--- BEGIN DATASET RECORDS ---
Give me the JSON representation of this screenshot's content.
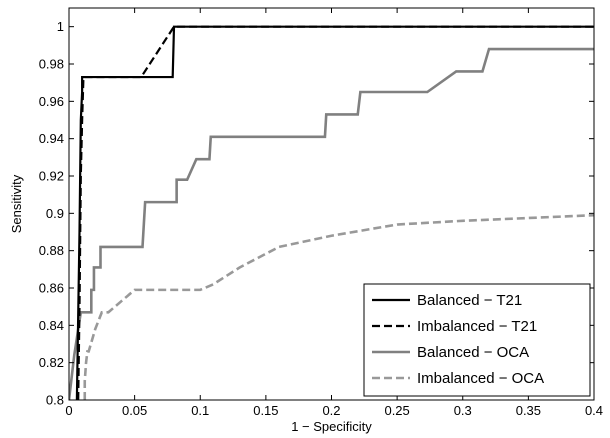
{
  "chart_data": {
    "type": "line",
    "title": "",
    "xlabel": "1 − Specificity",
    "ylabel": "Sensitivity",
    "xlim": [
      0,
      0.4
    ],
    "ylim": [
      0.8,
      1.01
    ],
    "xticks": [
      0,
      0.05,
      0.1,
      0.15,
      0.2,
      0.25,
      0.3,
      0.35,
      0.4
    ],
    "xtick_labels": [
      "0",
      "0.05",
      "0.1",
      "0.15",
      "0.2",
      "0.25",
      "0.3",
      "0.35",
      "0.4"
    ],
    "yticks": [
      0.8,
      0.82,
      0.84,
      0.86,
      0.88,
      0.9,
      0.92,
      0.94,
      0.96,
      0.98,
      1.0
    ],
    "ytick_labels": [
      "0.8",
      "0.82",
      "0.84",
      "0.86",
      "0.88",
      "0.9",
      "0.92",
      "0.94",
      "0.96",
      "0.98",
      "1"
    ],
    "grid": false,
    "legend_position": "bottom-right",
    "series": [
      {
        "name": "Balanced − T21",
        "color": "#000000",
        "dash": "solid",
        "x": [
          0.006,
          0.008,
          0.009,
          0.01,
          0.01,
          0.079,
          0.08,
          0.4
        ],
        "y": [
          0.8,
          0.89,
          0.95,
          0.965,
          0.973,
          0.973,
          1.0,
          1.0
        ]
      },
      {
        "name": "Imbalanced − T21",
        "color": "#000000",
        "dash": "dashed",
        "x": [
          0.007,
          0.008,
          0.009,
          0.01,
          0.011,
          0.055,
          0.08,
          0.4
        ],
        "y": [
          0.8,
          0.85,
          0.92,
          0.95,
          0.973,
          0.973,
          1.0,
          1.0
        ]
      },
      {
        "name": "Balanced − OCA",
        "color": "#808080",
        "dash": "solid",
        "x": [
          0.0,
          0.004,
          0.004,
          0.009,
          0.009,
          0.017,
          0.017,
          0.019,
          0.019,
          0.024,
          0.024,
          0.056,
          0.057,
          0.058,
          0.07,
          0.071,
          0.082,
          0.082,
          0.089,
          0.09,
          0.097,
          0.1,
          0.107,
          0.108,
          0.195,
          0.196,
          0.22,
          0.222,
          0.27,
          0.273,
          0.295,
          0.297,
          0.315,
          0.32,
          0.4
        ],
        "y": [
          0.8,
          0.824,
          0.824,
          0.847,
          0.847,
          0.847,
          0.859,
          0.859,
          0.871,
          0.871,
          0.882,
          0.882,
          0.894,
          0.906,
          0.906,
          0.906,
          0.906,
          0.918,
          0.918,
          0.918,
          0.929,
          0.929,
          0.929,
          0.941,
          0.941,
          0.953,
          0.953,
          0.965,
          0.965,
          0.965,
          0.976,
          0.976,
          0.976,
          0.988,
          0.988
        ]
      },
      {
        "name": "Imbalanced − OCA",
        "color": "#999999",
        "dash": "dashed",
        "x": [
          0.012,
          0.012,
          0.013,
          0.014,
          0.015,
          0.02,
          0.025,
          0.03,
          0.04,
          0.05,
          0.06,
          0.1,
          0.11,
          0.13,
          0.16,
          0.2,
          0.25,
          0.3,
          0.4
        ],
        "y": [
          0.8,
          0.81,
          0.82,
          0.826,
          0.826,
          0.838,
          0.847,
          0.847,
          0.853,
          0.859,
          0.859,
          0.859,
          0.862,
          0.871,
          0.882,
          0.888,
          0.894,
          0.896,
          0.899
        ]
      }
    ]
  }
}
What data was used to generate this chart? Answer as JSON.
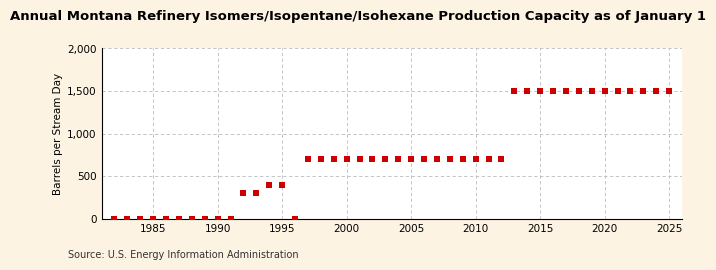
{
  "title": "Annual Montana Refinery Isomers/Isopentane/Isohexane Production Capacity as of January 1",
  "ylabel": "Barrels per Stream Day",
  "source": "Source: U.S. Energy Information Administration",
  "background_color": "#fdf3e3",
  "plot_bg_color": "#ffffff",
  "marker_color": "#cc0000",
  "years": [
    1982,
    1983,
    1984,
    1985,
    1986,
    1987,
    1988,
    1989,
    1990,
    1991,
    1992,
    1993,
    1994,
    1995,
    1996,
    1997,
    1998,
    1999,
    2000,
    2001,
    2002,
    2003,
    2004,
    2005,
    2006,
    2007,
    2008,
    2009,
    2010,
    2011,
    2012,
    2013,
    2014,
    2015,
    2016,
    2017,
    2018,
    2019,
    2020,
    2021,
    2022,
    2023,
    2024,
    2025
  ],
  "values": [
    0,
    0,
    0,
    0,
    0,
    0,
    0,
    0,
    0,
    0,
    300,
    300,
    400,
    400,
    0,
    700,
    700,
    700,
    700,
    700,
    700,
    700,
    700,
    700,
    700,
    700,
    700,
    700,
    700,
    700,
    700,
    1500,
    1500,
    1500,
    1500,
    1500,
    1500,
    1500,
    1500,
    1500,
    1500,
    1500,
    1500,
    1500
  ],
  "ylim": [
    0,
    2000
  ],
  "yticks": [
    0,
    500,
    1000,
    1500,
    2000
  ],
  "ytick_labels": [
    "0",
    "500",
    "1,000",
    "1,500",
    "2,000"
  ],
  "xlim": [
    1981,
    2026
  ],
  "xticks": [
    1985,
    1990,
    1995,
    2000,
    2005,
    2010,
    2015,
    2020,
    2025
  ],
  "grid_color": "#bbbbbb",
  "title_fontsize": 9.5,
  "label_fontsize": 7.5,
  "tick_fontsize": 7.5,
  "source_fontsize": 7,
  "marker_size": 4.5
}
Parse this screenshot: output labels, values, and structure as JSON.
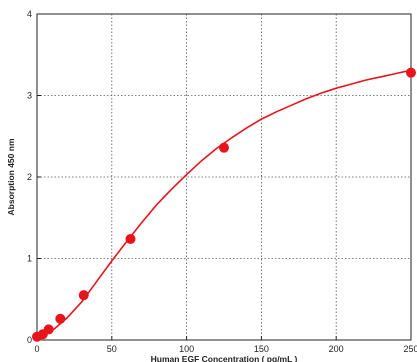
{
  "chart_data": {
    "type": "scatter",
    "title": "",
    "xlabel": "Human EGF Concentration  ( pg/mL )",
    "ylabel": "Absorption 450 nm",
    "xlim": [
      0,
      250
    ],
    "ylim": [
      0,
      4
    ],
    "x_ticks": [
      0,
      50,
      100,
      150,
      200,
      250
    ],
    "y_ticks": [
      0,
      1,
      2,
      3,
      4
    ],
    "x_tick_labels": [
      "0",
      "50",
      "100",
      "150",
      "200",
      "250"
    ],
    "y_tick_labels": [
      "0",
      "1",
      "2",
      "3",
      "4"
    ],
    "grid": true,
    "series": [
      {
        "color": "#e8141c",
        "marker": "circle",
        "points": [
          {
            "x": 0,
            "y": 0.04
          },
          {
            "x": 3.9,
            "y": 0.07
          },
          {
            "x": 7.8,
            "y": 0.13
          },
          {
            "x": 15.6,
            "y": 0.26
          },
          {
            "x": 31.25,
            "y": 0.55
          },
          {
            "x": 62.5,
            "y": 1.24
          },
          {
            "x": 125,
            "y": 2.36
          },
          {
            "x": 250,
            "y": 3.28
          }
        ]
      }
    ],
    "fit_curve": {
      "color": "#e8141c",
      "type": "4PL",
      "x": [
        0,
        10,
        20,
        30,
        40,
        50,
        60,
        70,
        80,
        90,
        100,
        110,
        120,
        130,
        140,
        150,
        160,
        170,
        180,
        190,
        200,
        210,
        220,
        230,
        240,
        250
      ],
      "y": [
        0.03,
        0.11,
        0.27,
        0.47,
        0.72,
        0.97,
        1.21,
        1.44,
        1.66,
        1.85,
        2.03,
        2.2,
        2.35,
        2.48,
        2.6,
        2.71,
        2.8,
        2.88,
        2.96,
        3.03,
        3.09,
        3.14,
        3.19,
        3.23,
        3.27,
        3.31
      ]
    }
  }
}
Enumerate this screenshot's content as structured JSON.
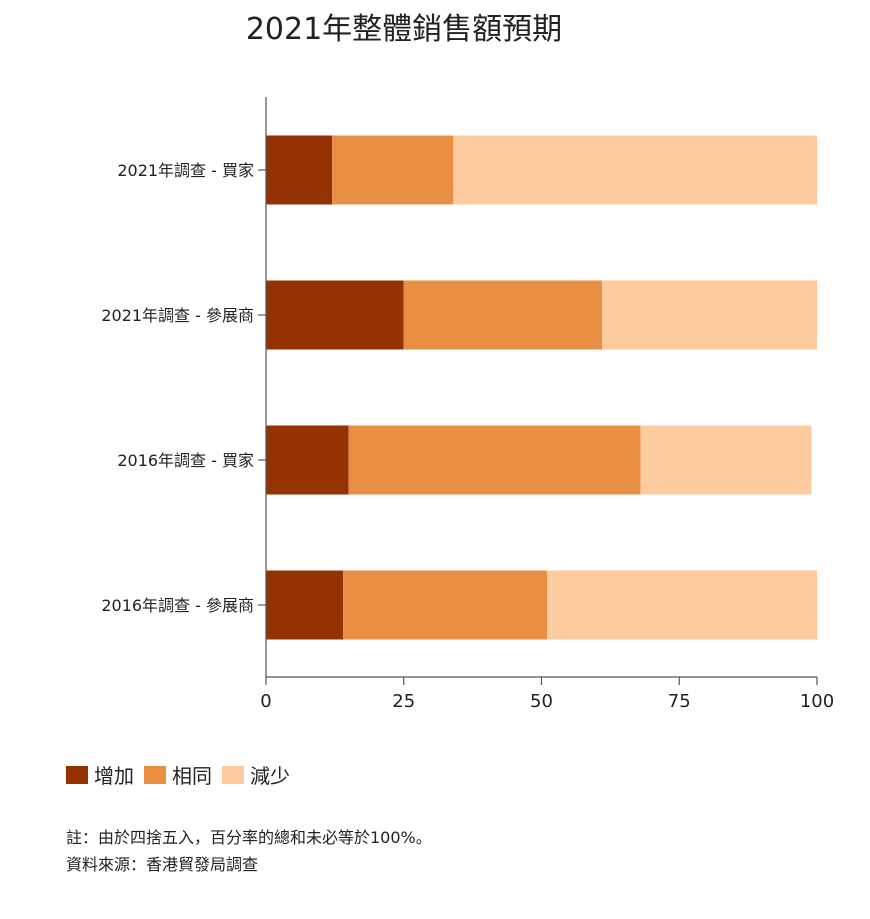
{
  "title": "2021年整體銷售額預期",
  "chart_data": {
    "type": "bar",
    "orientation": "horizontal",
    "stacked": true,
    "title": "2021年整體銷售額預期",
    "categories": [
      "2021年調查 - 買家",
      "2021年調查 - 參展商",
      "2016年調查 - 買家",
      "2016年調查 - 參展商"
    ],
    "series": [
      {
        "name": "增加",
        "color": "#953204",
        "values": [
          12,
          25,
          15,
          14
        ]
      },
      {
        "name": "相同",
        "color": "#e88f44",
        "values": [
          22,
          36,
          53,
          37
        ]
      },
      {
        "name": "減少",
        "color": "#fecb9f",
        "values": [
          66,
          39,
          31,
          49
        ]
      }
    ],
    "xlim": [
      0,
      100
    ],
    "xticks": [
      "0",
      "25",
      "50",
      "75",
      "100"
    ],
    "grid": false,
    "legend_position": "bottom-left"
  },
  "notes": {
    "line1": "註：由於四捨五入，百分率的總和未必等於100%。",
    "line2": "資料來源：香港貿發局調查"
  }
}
--- END DATASET RECORDS ---
§ **TASK INSTRUCTIONS**: Write out every line of the preceding listing that contains "type".

§ **RESULT**:
    "type": "line",
    "type": "scatter",
      "type": "4PL",
    "type": "bar",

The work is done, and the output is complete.